*Aim of the task*:
Reproduce this listing in full.

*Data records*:
>> Begin
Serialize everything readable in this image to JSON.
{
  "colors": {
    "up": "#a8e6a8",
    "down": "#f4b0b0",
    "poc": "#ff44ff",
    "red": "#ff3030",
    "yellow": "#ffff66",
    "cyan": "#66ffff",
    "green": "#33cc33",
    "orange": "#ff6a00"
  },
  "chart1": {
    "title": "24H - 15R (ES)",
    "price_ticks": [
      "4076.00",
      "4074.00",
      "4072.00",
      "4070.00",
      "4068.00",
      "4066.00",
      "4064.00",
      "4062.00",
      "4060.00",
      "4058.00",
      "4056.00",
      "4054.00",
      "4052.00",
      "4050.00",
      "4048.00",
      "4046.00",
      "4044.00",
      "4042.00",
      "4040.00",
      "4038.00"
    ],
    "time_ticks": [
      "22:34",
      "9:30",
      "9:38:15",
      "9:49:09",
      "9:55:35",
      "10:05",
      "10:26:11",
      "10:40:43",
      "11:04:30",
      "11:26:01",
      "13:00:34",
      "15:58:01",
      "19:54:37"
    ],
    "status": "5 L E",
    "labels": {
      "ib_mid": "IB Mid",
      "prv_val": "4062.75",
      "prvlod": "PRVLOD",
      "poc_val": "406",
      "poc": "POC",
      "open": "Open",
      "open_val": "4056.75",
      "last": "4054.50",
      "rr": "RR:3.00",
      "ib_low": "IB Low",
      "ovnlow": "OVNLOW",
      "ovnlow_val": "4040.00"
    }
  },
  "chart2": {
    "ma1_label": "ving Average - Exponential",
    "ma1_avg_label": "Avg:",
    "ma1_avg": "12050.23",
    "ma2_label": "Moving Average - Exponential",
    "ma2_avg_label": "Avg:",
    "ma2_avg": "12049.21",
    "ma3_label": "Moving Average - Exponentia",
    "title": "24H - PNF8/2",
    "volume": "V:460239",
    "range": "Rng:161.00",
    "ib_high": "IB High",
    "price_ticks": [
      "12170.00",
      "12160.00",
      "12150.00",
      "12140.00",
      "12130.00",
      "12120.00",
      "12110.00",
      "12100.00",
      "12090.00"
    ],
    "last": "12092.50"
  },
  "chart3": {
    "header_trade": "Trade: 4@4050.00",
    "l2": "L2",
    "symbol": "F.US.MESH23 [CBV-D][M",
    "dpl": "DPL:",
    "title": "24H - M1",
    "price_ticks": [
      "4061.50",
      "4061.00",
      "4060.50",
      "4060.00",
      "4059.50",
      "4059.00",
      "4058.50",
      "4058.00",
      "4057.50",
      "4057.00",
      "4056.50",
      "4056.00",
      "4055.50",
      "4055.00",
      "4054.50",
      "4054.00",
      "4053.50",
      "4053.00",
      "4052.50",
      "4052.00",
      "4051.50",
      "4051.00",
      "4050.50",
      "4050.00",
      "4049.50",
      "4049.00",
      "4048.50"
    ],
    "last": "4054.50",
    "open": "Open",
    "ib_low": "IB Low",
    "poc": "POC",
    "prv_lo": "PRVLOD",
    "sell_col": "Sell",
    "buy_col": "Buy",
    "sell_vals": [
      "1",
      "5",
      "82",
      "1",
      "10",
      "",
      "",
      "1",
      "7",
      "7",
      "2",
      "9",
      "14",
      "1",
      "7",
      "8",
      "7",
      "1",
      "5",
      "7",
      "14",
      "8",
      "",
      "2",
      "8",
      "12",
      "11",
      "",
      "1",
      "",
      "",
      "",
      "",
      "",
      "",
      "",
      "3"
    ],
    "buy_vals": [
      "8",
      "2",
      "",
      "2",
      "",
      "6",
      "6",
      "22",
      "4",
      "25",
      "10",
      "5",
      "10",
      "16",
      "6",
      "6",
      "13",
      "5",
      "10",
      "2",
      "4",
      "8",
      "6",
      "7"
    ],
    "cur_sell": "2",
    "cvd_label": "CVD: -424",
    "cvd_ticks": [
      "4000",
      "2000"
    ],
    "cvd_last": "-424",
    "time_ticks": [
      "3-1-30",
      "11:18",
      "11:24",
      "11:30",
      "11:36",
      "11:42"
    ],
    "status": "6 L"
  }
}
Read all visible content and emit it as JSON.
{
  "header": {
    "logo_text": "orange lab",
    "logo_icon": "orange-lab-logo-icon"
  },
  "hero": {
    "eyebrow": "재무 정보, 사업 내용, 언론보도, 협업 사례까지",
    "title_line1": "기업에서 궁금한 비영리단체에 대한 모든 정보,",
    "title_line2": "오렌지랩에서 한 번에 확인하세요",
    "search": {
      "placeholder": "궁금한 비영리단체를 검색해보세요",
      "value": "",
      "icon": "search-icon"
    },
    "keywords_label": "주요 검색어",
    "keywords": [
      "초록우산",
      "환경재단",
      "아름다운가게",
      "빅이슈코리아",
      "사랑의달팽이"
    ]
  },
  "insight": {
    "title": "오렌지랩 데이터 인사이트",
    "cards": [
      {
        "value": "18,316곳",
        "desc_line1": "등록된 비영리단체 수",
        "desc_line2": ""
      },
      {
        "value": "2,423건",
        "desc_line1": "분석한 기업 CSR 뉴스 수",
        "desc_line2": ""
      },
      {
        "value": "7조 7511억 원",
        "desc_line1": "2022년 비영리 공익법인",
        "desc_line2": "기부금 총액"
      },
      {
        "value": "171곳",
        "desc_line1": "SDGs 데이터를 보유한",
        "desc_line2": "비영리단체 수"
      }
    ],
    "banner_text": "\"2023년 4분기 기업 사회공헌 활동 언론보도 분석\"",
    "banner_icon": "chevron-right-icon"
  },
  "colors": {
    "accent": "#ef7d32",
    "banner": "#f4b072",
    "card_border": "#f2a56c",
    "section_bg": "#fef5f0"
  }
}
>> End
*Task answer*:
Serialize everything readable in this image to JSON.
{
  "colors": {
    "up": "#a8e6a8",
    "down": "#f4b0b0",
    "poc": "#ff44ff",
    "red": "#ff3030",
    "yellow": "#ffff66",
    "cyan": "#66ffff",
    "green": "#33cc33",
    "orange": "#ff6a00"
  },
  "chart1": {
    "title": "24H - 15R (ES)",
    "price_ticks": [
      "4076.00",
      "4074.00",
      "4072.00",
      "4070.00",
      "4068.00",
      "4066.00",
      "4064.00",
      "4062.00",
      "4060.00",
      "4058.00",
      "4056.00",
      "4054.00",
      "4052.00",
      "4050.00",
      "4048.00",
      "4046.00",
      "4044.00",
      "4042.00",
      "4040.00",
      "4038.00"
    ],
    "time_ticks": [
      "22:34",
      "9:30",
      "9:38:15",
      "9:49:09",
      "9:55:35",
      "10:05",
      "10:26:11",
      "10:40:43",
      "11:04:30",
      "11:26:01",
      "13:00:34",
      "15:58:01",
      "19:54:37"
    ],
    "status": "5 L E",
    "labels": {
      "ib_mid": "IB Mid",
      "prv_val": "4062.75",
      "prvlod": "PRVLOD",
      "poc_val": "406",
      "poc": "POC",
      "open": "Open",
      "open_val": "4056.75",
      "last": "4054.50",
      "rr": "RR:3.00",
      "ib_low": "IB Low",
      "ovnlow": "OVNLOW",
      "ovnlow_val": "4040.00"
    }
  },
  "chart2": {
    "ma1_label": "ving Average - Exponential",
    "ma1_avg_label": "Avg:",
    "ma1_avg": "12050.23",
    "ma2_label": "Moving Average - Exponential",
    "ma2_avg_label": "Avg:",
    "ma2_avg": "12049.21",
    "ma3_label": "Moving Average - Exponentia",
    "title": "24H - PNF8/2",
    "volume": "V:460239",
    "range": "Rng:161.00",
    "ib_high": "IB High",
    "price_ticks": [
      "12170.00",
      "12160.00",
      "12150.00",
      "12140.00",
      "12130.00",
      "12120.00",
      "12110.00",
      "12100.00",
      "12090.00"
    ],
    "last": "12092.50"
  },
  "chart3": {
    "header_trade": "Trade: 4@4050.00",
    "l2": "L2",
    "symbol": "F.US.MESH23 [CBV-D][M",
    "dpl": "DPL:",
    "title": "24H - M1",
    "price_ticks": [
      "4061.50",
      "4061.00",
      "4060.50",
      "4060.00",
      "4059.50",
      "4059.00",
      "4058.50",
      "4058.00",
      "4057.50",
      "4057.00",
      "4056.50",
      "4056.00",
      "4055.50",
      "4055.00",
      "4054.50",
      "4054.00",
      "4053.50",
      "4053.00",
      "4052.50",
      "4052.00",
      "4051.50",
      "4051.00",
      "4050.50",
      "4050.00",
      "4049.50",
      "4049.00",
      "4048.50"
    ],
    "last": "4054.50",
    "open": "Open",
    "ib_low": "IB Low",
    "poc": "POC",
    "prv_lo": "PRVLOD",
    "sell_col": "Sell",
    "buy_col": "Buy",
    "sell_vals": [
      "1",
      "5",
      "82",
      "1",
      "10",
      "",
      "",
      "1",
      "7",
      "7",
      "2",
      "9",
      "14",
      "1",
      "7",
      "8",
      "7",
      "1",
      "5",
      "7",
      "14",
      "8",
      "",
      "2",
      "8",
      "12",
      "11",
      "",
      "1",
      "",
      "",
      "",
      "",
      "",
      "",
      "",
      "3"
    ],
    "buy_vals": [
      "8",
      "2",
      "",
      "2",
      "",
      "6",
      "6",
      "22",
      "4",
      "25",
      "10",
      "5",
      "10",
      "16",
      "6",
      "6",
      "13",
      "5",
      "10",
      "2",
      "4",
      "8",
      "6",
      "7"
    ],
    "cur_sell": "2",
    "cvd_label": "CVD: -424",
    "cvd_ticks": [
      "4000",
      "2000"
    ],
    "cvd_last": "-424",
    "time_ticks": [
      "3-1-30",
      "11:18",
      "11:24",
      "11:30",
      "11:36",
      "11:42"
    ],
    "status": "6 L"
  }
}
Read all visible content and emit it as JSON.
{
  "header": {
    "logo_text": "orange lab",
    "logo_icon": "orange-lab-logo-icon"
  },
  "hero": {
    "eyebrow": "재무 정보, 사업 내용, 언론보도, 협업 사례까지",
    "title_line1": "기업에서 궁금한 비영리단체에 대한 모든 정보,",
    "title_line2": "오렌지랩에서 한 번에 확인하세요",
    "search": {
      "placeholder": "궁금한 비영리단체를 검색해보세요",
      "value": "",
      "icon": "search-icon"
    },
    "keywords_label": "주요 검색어",
    "keywords": [
      "초록우산",
      "환경재단",
      "아름다운가게",
      "빅이슈코리아",
      "사랑의달팽이"
    ]
  },
  "insight": {
    "title": "오렌지랩 데이터 인사이트",
    "cards": [
      {
        "value": "18,316곳",
        "desc_line1": "등록된 비영리단체 수",
        "desc_line2": ""
      },
      {
        "value": "2,423건",
        "desc_line1": "분석한 기업 CSR 뉴스 수",
        "desc_line2": ""
      },
      {
        "value": "7조 7511억 원",
        "desc_line1": "2022년 비영리 공익법인",
        "desc_line2": "기부금 총액"
      },
      {
        "value": "171곳",
        "desc_line1": "SDGs 데이터를 보유한",
        "desc_line2": "비영리단체 수"
      }
    ],
    "banner_text": "\"2023년 4분기 기업 사회공헌 활동 언론보도 분석\"",
    "banner_icon": "chevron-right-icon"
  },
  "colors": {
    "accent": "#ef7d32",
    "banner": "#f4b072",
    "card_border": "#f2a56c",
    "section_bg": "#fef5f0"
  }
}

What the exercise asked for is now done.